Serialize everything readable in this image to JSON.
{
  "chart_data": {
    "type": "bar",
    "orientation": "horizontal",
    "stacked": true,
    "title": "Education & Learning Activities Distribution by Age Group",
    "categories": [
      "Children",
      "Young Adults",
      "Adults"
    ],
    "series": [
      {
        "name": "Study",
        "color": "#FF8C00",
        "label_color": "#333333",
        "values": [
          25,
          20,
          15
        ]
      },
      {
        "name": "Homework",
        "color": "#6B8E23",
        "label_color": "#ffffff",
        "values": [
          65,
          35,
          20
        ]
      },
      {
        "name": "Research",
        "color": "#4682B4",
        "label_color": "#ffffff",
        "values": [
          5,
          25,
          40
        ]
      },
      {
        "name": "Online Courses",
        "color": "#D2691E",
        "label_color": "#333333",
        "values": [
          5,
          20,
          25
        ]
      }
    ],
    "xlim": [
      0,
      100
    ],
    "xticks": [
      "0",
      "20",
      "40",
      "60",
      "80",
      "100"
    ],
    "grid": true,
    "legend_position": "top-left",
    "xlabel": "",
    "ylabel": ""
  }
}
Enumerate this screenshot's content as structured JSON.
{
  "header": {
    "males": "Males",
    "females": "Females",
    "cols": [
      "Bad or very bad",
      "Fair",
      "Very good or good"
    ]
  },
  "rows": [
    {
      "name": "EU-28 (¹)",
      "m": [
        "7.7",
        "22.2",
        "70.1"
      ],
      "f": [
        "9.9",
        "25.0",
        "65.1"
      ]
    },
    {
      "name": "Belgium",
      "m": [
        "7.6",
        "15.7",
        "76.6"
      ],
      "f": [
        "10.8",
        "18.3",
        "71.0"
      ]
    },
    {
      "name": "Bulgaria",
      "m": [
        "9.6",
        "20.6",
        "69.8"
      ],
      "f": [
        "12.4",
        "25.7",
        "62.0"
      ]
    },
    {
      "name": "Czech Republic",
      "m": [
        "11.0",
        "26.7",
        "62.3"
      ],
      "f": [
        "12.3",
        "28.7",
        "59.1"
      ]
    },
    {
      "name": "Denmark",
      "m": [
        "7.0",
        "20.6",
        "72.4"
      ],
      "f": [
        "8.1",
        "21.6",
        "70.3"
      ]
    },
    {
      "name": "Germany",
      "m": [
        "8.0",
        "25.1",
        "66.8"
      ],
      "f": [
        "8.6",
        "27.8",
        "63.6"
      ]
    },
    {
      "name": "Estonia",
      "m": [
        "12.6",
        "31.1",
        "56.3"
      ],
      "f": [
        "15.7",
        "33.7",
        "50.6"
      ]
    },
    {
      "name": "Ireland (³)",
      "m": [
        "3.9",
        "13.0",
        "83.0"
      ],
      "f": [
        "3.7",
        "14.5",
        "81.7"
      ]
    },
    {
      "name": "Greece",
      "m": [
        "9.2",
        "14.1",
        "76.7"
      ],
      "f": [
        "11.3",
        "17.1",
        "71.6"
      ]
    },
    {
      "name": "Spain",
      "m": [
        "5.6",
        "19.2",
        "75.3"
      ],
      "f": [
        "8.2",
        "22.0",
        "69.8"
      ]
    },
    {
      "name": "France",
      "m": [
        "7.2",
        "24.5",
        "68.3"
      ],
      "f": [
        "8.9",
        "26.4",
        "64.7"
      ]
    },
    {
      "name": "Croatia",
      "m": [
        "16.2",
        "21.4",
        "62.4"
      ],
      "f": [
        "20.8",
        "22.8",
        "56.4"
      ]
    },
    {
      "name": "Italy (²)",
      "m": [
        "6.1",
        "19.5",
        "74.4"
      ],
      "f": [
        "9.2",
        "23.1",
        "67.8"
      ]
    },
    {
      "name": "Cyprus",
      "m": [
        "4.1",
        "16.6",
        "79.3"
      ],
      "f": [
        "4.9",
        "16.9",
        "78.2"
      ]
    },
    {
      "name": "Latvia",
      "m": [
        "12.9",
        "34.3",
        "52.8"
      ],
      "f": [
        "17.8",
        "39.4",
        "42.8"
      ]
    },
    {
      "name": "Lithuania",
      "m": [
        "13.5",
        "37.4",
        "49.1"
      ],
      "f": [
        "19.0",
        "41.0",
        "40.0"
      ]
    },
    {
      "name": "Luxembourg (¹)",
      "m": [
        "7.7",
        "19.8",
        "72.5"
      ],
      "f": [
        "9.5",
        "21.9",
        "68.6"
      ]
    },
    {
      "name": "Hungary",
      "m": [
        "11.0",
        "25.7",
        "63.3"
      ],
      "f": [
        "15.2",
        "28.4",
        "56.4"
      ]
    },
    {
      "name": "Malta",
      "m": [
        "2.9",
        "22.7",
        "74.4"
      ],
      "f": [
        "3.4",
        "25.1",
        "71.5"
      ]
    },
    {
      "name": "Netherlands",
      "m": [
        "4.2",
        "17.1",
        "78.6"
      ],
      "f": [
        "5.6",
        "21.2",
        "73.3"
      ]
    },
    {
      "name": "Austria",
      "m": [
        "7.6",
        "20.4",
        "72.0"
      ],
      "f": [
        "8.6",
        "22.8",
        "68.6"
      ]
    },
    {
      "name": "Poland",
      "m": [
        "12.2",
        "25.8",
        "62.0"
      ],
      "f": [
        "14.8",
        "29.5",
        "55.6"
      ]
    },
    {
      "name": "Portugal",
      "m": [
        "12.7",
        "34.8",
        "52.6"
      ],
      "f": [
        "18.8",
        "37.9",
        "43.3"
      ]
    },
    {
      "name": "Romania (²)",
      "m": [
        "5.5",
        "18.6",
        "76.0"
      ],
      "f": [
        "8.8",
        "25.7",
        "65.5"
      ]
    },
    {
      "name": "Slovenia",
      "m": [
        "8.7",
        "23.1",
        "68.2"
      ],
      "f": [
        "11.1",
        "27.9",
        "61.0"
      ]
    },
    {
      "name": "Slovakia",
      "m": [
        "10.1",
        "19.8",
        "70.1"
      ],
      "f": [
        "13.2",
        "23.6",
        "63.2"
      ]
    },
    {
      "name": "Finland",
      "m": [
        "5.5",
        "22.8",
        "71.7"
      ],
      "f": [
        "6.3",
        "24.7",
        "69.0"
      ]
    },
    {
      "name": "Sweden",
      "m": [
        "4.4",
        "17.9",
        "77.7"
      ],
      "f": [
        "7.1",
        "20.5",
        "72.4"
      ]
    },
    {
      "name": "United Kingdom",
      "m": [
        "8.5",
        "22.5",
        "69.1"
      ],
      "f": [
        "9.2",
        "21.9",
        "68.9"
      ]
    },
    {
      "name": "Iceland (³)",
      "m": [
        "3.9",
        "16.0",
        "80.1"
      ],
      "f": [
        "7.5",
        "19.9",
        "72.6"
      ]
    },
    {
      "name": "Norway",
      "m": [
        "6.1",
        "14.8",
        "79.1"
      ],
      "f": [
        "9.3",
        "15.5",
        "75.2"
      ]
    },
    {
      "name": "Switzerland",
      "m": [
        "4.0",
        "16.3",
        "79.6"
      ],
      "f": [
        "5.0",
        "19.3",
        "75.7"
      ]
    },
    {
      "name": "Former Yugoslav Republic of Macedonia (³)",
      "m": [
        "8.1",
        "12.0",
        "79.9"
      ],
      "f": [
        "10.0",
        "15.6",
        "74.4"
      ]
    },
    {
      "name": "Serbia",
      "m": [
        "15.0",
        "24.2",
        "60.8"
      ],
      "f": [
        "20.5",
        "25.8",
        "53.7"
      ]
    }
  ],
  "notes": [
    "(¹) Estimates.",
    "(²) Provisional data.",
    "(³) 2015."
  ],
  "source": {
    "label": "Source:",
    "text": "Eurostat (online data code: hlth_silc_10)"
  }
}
-------
Task directions:
Return each line of the records above exactly as it reads.

Result below:
Serialize everything readable in this image to JSON.
{
  "chart_data": {
    "type": "bar",
    "orientation": "horizontal",
    "stacked": true,
    "title": "Education & Learning Activities Distribution by Age Group",
    "categories": [
      "Children",
      "Young Adults",
      "Adults"
    ],
    "series": [
      {
        "name": "Study",
        "color": "#FF8C00",
        "label_color": "#333333",
        "values": [
          25,
          20,
          15
        ]
      },
      {
        "name": "Homework",
        "color": "#6B8E23",
        "label_color": "#ffffff",
        "values": [
          65,
          35,
          20
        ]
      },
      {
        "name": "Research",
        "color": "#4682B4",
        "label_color": "#ffffff",
        "values": [
          5,
          25,
          40
        ]
      },
      {
        "name": "Online Courses",
        "color": "#D2691E",
        "label_color": "#333333",
        "values": [
          5,
          20,
          25
        ]
      }
    ],
    "xlim": [
      0,
      100
    ],
    "xticks": [
      "0",
      "20",
      "40",
      "60",
      "80",
      "100"
    ],
    "grid": true,
    "legend_position": "top-left",
    "xlabel": "",
    "ylabel": ""
  }
}
Enumerate this screenshot's content as structured JSON.
{
  "header": {
    "males": "Males",
    "females": "Females",
    "cols": [
      "Bad or very bad",
      "Fair",
      "Very good or good"
    ]
  },
  "rows": [
    {
      "name": "EU-28 (¹)",
      "m": [
        "7.7",
        "22.2",
        "70.1"
      ],
      "f": [
        "9.9",
        "25.0",
        "65.1"
      ]
    },
    {
      "name": "Belgium",
      "m": [
        "7.6",
        "15.7",
        "76.6"
      ],
      "f": [
        "10.8",
        "18.3",
        "71.0"
      ]
    },
    {
      "name": "Bulgaria",
      "m": [
        "9.6",
        "20.6",
        "69.8"
      ],
      "f": [
        "12.4",
        "25.7",
        "62.0"
      ]
    },
    {
      "name": "Czech Republic",
      "m": [
        "11.0",
        "26.7",
        "62.3"
      ],
      "f": [
        "12.3",
        "28.7",
        "59.1"
      ]
    },
    {
      "name": "Denmark",
      "m": [
        "7.0",
        "20.6",
        "72.4"
      ],
      "f": [
        "8.1",
        "21.6",
        "70.3"
      ]
    },
    {
      "name": "Germany",
      "m": [
        "8.0",
        "25.1",
        "66.8"
      ],
      "f": [
        "8.6",
        "27.8",
        "63.6"
      ]
    },
    {
      "name": "Estonia",
      "m": [
        "12.6",
        "31.1",
        "56.3"
      ],
      "f": [
        "15.7",
        "33.7",
        "50.6"
      ]
    },
    {
      "name": "Ireland (³)",
      "m": [
        "3.9",
        "13.0",
        "83.0"
      ],
      "f": [
        "3.7",
        "14.5",
        "81.7"
      ]
    },
    {
      "name": "Greece",
      "m": [
        "9.2",
        "14.1",
        "76.7"
      ],
      "f": [
        "11.3",
        "17.1",
        "71.6"
      ]
    },
    {
      "name": "Spain",
      "m": [
        "5.6",
        "19.2",
        "75.3"
      ],
      "f": [
        "8.2",
        "22.0",
        "69.8"
      ]
    },
    {
      "name": "France",
      "m": [
        "7.2",
        "24.5",
        "68.3"
      ],
      "f": [
        "8.9",
        "26.4",
        "64.7"
      ]
    },
    {
      "name": "Croatia",
      "m": [
        "16.2",
        "21.4",
        "62.4"
      ],
      "f": [
        "20.8",
        "22.8",
        "56.4"
      ]
    },
    {
      "name": "Italy (²)",
      "m": [
        "6.1",
        "19.5",
        "74.4"
      ],
      "f": [
        "9.2",
        "23.1",
        "67.8"
      ]
    },
    {
      "name": "Cyprus",
      "m": [
        "4.1",
        "16.6",
        "79.3"
      ],
      "f": [
        "4.9",
        "16.9",
        "78.2"
      ]
    },
    {
      "name": "Latvia",
      "m": [
        "12.9",
        "34.3",
        "52.8"
      ],
      "f": [
        "17.8",
        "39.4",
        "42.8"
      ]
    },
    {
      "name": "Lithuania",
      "m": [
        "13.5",
        "37.4",
        "49.1"
      ],
      "f": [
        "19.0",
        "41.0",
        "40.0"
      ]
    },
    {
      "name": "Luxembourg (¹)",
      "m": [
        "7.7",
        "19.8",
        "72.5"
      ],
      "f": [
        "9.5",
        "21.9",
        "68.6"
      ]
    },
    {
      "name": "Hungary",
      "m": [
        "11.0",
        "25.7",
        "63.3"
      ],
      "f": [
        "15.2",
        "28.4",
        "56.4"
      ]
    },
    {
      "name": "Malta",
      "m": [
        "2.9",
        "22.7",
        "74.4"
      ],
      "f": [
        "3.4",
        "25.1",
        "71.5"
      ]
    },
    {
      "name": "Netherlands",
      "m": [
        "4.2",
        "17.1",
        "78.6"
      ],
      "f": [
        "5.6",
        "21.2",
        "73.3"
      ]
    },
    {
      "name": "Austria",
      "m": [
        "7.6",
        "20.4",
        "72.0"
      ],
      "f": [
        "8.6",
        "22.8",
        "68.6"
      ]
    },
    {
      "name": "Poland",
      "m": [
        "12.2",
        "25.8",
        "62.0"
      ],
      "f": [
        "14.8",
        "29.5",
        "55.6"
      ]
    },
    {
      "name": "Portugal",
      "m": [
        "12.7",
        "34.8",
        "52.6"
      ],
      "f": [
        "18.8",
        "37.9",
        "43.3"
      ]
    },
    {
      "name": "Romania (²)",
      "m": [
        "5.5",
        "18.6",
        "76.0"
      ],
      "f": [
        "8.8",
        "25.7",
        "65.5"
      ]
    },
    {
      "name": "Slovenia",
      "m": [
        "8.7",
        "23.1",
        "68.2"
      ],
      "f": [
        "11.1",
        "27.9",
        "61.0"
      ]
    },
    {
      "name": "Slovakia",
      "m": [
        "10.1",
        "19.8",
        "70.1"
      ],
      "f": [
        "13.2",
        "23.6",
        "63.2"
      ]
    },
    {
      "name": "Finland",
      "m": [
        "5.5",
        "22.8",
        "71.7"
      ],
      "f": [
        "6.3",
        "24.7",
        "69.0"
      ]
    },
    {
      "name": "Sweden",
      "m": [
        "4.4",
        "17.9",
        "77.7"
      ],
      "f": [
        "7.1",
        "20.5",
        "72.4"
      ]
    },
    {
      "name": "United Kingdom",
      "m": [
        "8.5",
        "22.5",
        "69.1"
      ],
      "f": [
        "9.2",
        "21.9",
        "68.9"
      ]
    },
    {
      "name": "Iceland (³)",
      "m": [
        "3.9",
        "16.0",
        "80.1"
      ],
      "f": [
        "7.5",
        "19.9",
        "72.6"
      ]
    },
    {
      "name": "Norway",
      "m": [
        "6.1",
        "14.8",
        "79.1"
      ],
      "f": [
        "9.3",
        "15.5",
        "75.2"
      ]
    },
    {
      "name": "Switzerland",
      "m": [
        "4.0",
        "16.3",
        "79.6"
      ],
      "f": [
        "5.0",
        "19.3",
        "75.7"
      ]
    },
    {
      "name": "Former Yugoslav Republic of Macedonia (³)",
      "m": [
        "8.1",
        "12.0",
        "79.9"
      ],
      "f": [
        "10.0",
        "15.6",
        "74.4"
      ]
    },
    {
      "name": "Serbia",
      "m": [
        "15.0",
        "24.2",
        "60.8"
      ],
      "f": [
        "20.5",
        "25.8",
        "53.7"
      ]
    }
  ],
  "notes": [
    "(¹) Estimates.",
    "(²) Provisional data.",
    "(³) 2015."
  ],
  "source": {
    "label": "Source:",
    "text": "Eurostat (online data code: hlth_silc_10)"
  }
}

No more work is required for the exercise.